Task brief: Search the records for the word "JSON" and report each line that has it.

------------------------------------

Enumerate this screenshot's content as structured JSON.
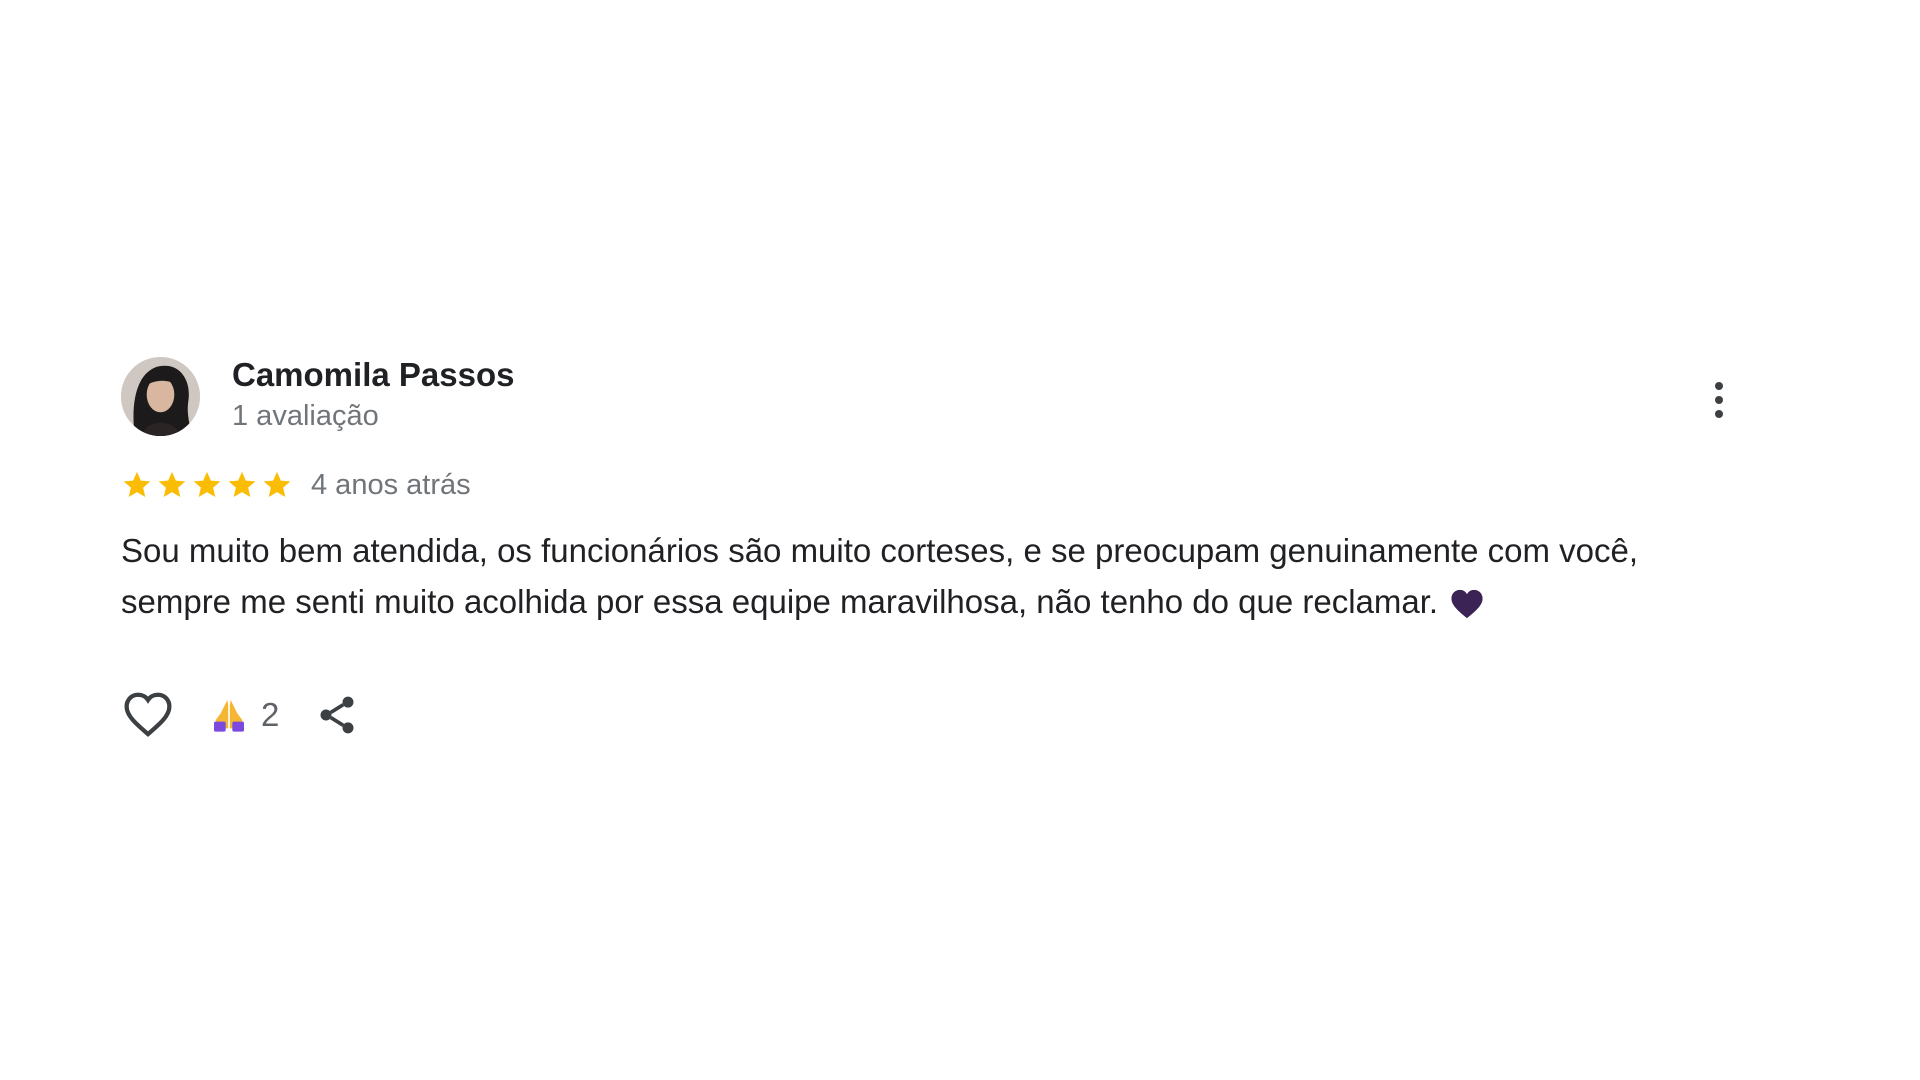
{
  "review": {
    "reviewer_name": "Camomila Passos",
    "reviewer_meta": "1 avaliação",
    "rating": 5,
    "rating_max": 5,
    "date": "4 anos atrás",
    "text_lines": [
      "Sou muito bem atendida, os funcionários são muito corteses, e se preocupam genuinamente com você,",
      "sempre me senti muito acolhida por essa equipe maravilhosa, não tenho do que reclamar."
    ],
    "text_emoji": "black-heart-emoji",
    "reaction_count": "2"
  },
  "icons": {
    "avatar": "avatar-photo",
    "more": "more-vert-icon",
    "star": "star-icon",
    "like": "heart-outline-icon",
    "reaction": "folded-hands-emoji",
    "share": "share-icon"
  },
  "colors": {
    "star": "#fbbc04",
    "name": "#202124",
    "meta": "#70757a",
    "text": "#202124",
    "icon": "#3c4043",
    "heart_emoji": "#3b2355",
    "reaction_emoji": "#7b48e0"
  }
}
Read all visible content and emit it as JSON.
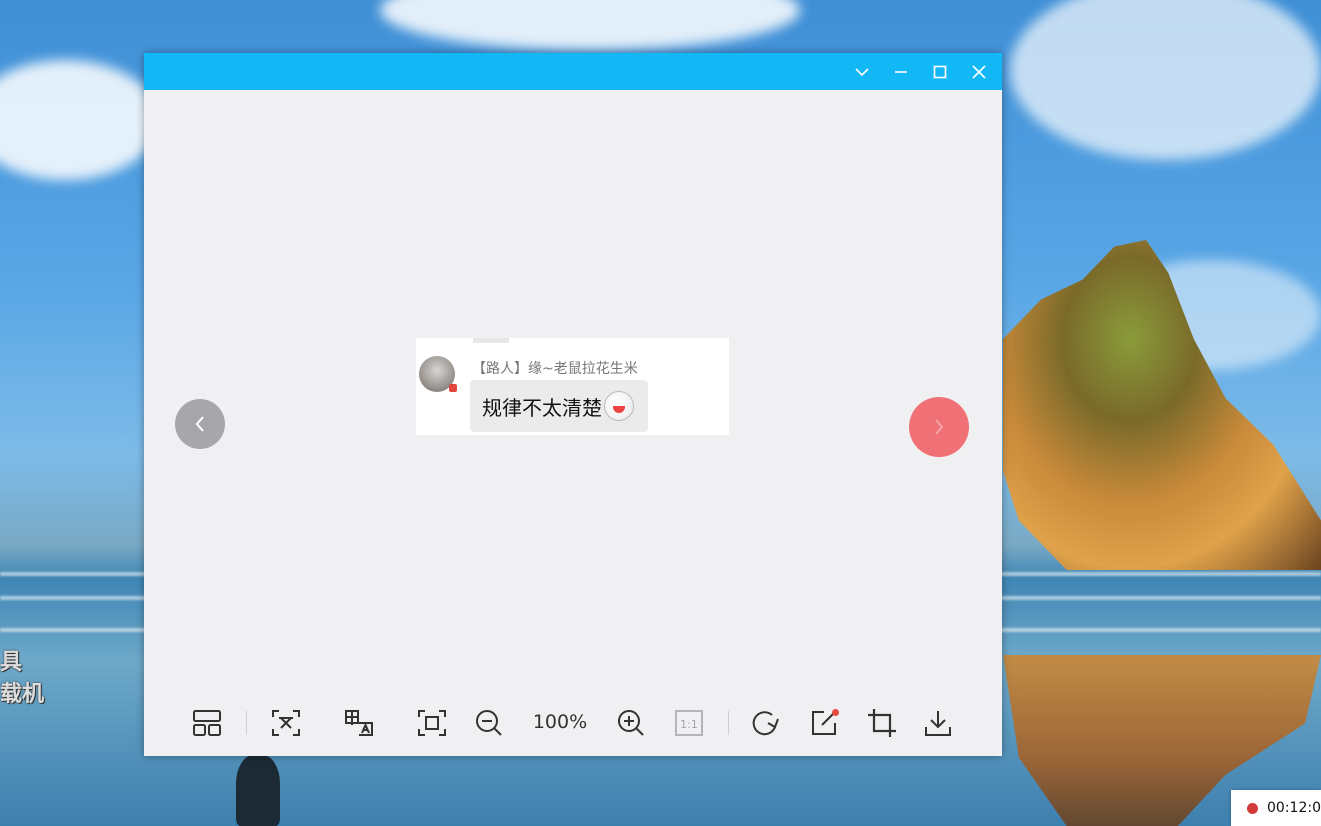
{
  "window": {
    "controls": [
      "collapse",
      "minimize",
      "maximize",
      "close"
    ]
  },
  "image": {
    "sender_name": "【路人】缘~老鼠拉花生米",
    "message_text": "规律不太清楚"
  },
  "toolbar": {
    "zoom_level": "100%",
    "one_to_one_label": "1:1"
  },
  "desktop": {
    "side_text_line1": "具",
    "side_text_line2": "载机",
    "recorder_time": "00:12:0"
  },
  "colors": {
    "titlebar": "#12b7f5",
    "next_button": "#ef6b70",
    "prev_button": "#a6a6ab",
    "record_dot": "#d33b3b"
  }
}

------------------------------------

Reply:
Enumerate this screenshot's content as structured JSON.
Read all visible content and emit it as JSON.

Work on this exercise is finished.